Data entries
══════════

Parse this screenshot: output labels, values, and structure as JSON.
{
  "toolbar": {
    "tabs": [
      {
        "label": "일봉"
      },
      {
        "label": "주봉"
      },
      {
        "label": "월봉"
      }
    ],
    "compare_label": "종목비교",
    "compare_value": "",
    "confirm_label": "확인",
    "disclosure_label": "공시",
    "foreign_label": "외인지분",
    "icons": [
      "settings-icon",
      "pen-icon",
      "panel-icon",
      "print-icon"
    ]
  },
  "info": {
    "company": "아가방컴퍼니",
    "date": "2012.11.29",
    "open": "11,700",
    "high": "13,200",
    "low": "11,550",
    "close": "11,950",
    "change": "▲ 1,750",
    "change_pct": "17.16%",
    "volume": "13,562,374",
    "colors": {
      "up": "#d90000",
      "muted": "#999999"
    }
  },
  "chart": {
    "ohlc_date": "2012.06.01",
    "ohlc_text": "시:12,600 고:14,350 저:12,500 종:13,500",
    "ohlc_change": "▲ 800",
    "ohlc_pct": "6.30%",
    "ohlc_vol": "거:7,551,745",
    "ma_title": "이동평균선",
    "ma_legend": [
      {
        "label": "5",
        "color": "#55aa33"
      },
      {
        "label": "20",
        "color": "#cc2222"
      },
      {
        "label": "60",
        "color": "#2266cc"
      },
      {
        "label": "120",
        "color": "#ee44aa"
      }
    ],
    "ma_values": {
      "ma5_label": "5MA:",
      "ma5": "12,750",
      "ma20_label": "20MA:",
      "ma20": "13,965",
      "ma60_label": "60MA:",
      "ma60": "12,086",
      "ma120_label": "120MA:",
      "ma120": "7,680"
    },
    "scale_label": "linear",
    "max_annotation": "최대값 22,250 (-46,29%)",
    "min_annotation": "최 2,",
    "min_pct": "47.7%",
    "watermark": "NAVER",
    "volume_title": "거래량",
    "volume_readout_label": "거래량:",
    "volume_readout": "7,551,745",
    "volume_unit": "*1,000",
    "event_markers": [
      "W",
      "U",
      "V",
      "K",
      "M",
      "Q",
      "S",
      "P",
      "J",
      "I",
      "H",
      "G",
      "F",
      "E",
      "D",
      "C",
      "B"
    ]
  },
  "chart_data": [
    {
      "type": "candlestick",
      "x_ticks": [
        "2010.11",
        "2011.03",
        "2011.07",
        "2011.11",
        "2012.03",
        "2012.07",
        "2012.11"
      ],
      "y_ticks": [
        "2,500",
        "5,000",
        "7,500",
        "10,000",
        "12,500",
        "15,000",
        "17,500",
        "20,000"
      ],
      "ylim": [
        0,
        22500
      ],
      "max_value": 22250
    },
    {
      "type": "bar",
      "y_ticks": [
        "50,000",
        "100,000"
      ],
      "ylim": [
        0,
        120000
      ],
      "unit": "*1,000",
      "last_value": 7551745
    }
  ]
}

══════════

- [What needs to be done]
Write out the full listing, keeping every line exactly as it is.

- [Final answer]
Parse this screenshot: output labels, values, and structure as JSON.
{
  "toolbar": {
    "tabs": [
      {
        "label": "일봉"
      },
      {
        "label": "주봉"
      },
      {
        "label": "월봉"
      }
    ],
    "compare_label": "종목비교",
    "compare_value": "",
    "confirm_label": "확인",
    "disclosure_label": "공시",
    "foreign_label": "외인지분",
    "icons": [
      "settings-icon",
      "pen-icon",
      "panel-icon",
      "print-icon"
    ]
  },
  "info": {
    "company": "아가방컴퍼니",
    "date": "2012.11.29",
    "open": "11,700",
    "high": "13,200",
    "low": "11,550",
    "close": "11,950",
    "change": "▲ 1,750",
    "change_pct": "17.16%",
    "volume": "13,562,374",
    "colors": {
      "up": "#d90000",
      "muted": "#999999"
    }
  },
  "chart": {
    "ohlc_date": "2012.06.01",
    "ohlc_text": "시:12,600 고:14,350 저:12,500 종:13,500",
    "ohlc_change": "▲ 800",
    "ohlc_pct": "6.30%",
    "ohlc_vol": "거:7,551,745",
    "ma_title": "이동평균선",
    "ma_legend": [
      {
        "label": "5",
        "color": "#55aa33"
      },
      {
        "label": "20",
        "color": "#cc2222"
      },
      {
        "label": "60",
        "color": "#2266cc"
      },
      {
        "label": "120",
        "color": "#ee44aa"
      }
    ],
    "ma_values": {
      "ma5_label": "5MA:",
      "ma5": "12,750",
      "ma20_label": "20MA:",
      "ma20": "13,965",
      "ma60_label": "60MA:",
      "ma60": "12,086",
      "ma120_label": "120MA:",
      "ma120": "7,680"
    },
    "scale_label": "linear",
    "max_annotation": "최대값 22,250 (-46,29%)",
    "min_annotation": "최 2,",
    "min_pct": "47.7%",
    "watermark": "NAVER",
    "volume_title": "거래량",
    "volume_readout_label": "거래량:",
    "volume_readout": "7,551,745",
    "volume_unit": "*1,000",
    "event_markers": [
      "W",
      "U",
      "V",
      "K",
      "M",
      "Q",
      "S",
      "P",
      "J",
      "I",
      "H",
      "G",
      "F",
      "E",
      "D",
      "C",
      "B"
    ]
  },
  "chart_data": [
    {
      "type": "candlestick",
      "x_ticks": [
        "2010.11",
        "2011.03",
        "2011.07",
        "2011.11",
        "2012.03",
        "2012.07",
        "2012.11"
      ],
      "y_ticks": [
        "2,500",
        "5,000",
        "7,500",
        "10,000",
        "12,500",
        "15,000",
        "17,500",
        "20,000"
      ],
      "ylim": [
        0,
        22500
      ],
      "max_value": 22250
    },
    {
      "type": "bar",
      "y_ticks": [
        "50,000",
        "100,000"
      ],
      "ylim": [
        0,
        120000
      ],
      "unit": "*1,000",
      "last_value": 7551745
    }
  ]
}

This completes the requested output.